--- SOURCE RECORDS ---
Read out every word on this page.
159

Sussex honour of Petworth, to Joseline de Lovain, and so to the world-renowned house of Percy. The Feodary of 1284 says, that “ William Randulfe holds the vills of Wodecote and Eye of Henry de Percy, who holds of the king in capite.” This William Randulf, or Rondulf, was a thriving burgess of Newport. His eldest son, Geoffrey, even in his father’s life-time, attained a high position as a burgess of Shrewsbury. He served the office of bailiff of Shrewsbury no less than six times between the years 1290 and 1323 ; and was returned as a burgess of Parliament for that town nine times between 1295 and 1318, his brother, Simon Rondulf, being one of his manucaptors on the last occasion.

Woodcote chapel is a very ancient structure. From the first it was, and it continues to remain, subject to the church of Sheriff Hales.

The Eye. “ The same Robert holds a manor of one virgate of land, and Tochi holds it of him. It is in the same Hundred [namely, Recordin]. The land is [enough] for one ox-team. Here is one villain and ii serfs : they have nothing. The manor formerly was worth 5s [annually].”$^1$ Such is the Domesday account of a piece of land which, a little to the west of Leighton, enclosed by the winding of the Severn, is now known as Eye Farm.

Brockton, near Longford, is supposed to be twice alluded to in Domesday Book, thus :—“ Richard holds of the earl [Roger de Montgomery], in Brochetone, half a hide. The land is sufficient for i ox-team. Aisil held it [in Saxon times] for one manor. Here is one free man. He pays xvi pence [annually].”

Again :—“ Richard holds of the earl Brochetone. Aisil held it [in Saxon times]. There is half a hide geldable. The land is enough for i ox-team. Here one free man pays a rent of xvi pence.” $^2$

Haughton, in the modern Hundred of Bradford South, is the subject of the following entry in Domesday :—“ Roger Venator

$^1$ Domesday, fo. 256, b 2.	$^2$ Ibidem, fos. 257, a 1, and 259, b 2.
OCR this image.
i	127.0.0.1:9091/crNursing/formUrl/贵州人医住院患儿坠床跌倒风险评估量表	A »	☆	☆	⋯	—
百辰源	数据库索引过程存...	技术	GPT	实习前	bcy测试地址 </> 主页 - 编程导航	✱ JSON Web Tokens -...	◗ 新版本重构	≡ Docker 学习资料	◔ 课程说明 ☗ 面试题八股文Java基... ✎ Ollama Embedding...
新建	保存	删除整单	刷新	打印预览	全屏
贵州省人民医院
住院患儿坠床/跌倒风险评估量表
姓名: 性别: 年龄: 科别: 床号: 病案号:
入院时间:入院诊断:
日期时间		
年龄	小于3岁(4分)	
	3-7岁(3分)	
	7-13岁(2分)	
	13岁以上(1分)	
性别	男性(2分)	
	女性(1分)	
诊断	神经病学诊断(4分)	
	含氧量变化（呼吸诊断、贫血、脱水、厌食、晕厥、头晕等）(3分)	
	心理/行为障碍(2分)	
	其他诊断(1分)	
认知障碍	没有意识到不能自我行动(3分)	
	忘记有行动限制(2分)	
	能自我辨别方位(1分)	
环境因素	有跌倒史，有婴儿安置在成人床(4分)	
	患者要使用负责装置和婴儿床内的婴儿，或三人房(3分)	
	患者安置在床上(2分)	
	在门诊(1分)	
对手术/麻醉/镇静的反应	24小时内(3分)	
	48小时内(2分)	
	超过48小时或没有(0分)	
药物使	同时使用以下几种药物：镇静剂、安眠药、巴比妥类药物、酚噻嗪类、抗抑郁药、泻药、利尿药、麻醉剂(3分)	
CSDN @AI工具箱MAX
---
_EXERCISE DIRECTIONS_:
Reproduce the entries above in full by retyping them exactly.

_RESULT OF THE EXERCISE_:
Read out every word on this page.
159

Sussex honour of Petworth, to Joseline de Lovain, and so to the world-renowned house of Percy. The Feodary of 1284 says, that “ William Randulfe holds the vills of Wodecote and Eye of Henry de Percy, who holds of the king in capite.” This William Randulf, or Rondulf, was a thriving burgess of Newport. His eldest son, Geoffrey, even in his father’s life-time, attained a high position as a burgess of Shrewsbury. He served the office of bailiff of Shrewsbury no less than six times between the years 1290 and 1323 ; and was returned as a burgess of Parliament for that town nine times between 1295 and 1318, his brother, Simon Rondulf, being one of his manucaptors on the last occasion.

Woodcote chapel is a very ancient structure. From the first it was, and it continues to remain, subject to the church of Sheriff Hales.

The Eye. “ The same Robert holds a manor of one virgate of land, and Tochi holds it of him. It is in the same Hundred [namely, Recordin]. The land is [enough] for one ox-team. Here is one villain and ii serfs : they have nothing. The manor formerly was worth 5s [annually].”$^1$ Such is the Domesday account of a piece of land which, a little to the west of Leighton, enclosed by the winding of the Severn, is now known as Eye Farm.

Brockton, near Longford, is supposed to be twice alluded to in Domesday Book, thus :—“ Richard holds of the earl [Roger de Montgomery], in Brochetone, half a hide. The land is sufficient for i ox-team. Aisil held it [in Saxon times] for one manor. Here is one free man. He pays xvi pence [annually].”

Again :—“ Richard holds of the earl Brochetone. Aisil held it [in Saxon times]. There is half a hide geldable. The land is enough for i ox-team. Here one free man pays a rent of xvi pence.” $^2$

Haughton, in the modern Hundred of Bradford South, is the subject of the following entry in Domesday :—“ Roger Venator

$^1$ Domesday, fo. 256, b 2.	$^2$ Ibidem, fos. 257, a 1, and 259, b 2.
OCR this image.
i	127.0.0.1:9091/crNursing/formUrl/贵州人医住院患儿坠床跌倒风险评估量表	A »	☆	☆	⋯	—
百辰源	数据库索引过程存...	技术	GPT	实习前	bcy测试地址 </> 主页 - 编程导航	✱ JSON Web Tokens -...	◗ 新版本重构	≡ Docker 学习资料	◔ 课程说明 ☗ 面试题八股文Java基... ✎ Ollama Embedding...
新建	保存	删除整单	刷新	打印预览	全屏
贵州省人民医院
住院患儿坠床/跌倒风险评估量表
姓名: 性别: 年龄: 科别: 床号: 病案号:
入院时间:入院诊断:
日期时间		
年龄	小于3岁(4分)	
	3-7岁(3分)	
	7-13岁(2分)	
	13岁以上(1分)	
性别	男性(2分)	
	女性(1分)	
诊断	神经病学诊断(4分)	
	含氧量变化（呼吸诊断、贫血、脱水、厌食、晕厥、头晕等）(3分)	
	心理/行为障碍(2分)	
	其他诊断(1分)	
认知障碍	没有意识到不能自我行动(3分)	
	忘记有行动限制(2分)	
	能自我辨别方位(1分)	
环境因素	有跌倒史，有婴儿安置在成人床(4分)	
	患者要使用负责装置和婴儿床内的婴儿，或三人房(3分)	
	患者安置在床上(2分)	
	在门诊(1分)	
对手术/麻醉/镇静的反应	24小时内(3分)	
	48小时内(2分)	
	超过48小时或没有(0分)	
药物使	同时使用以下几种药物：镇静剂、安眠药、巴比妥类药物、酚噻嗪类、抗抑郁药、泻药、利尿药、麻醉剂(3分)	
CSDN @AI工具箱MAX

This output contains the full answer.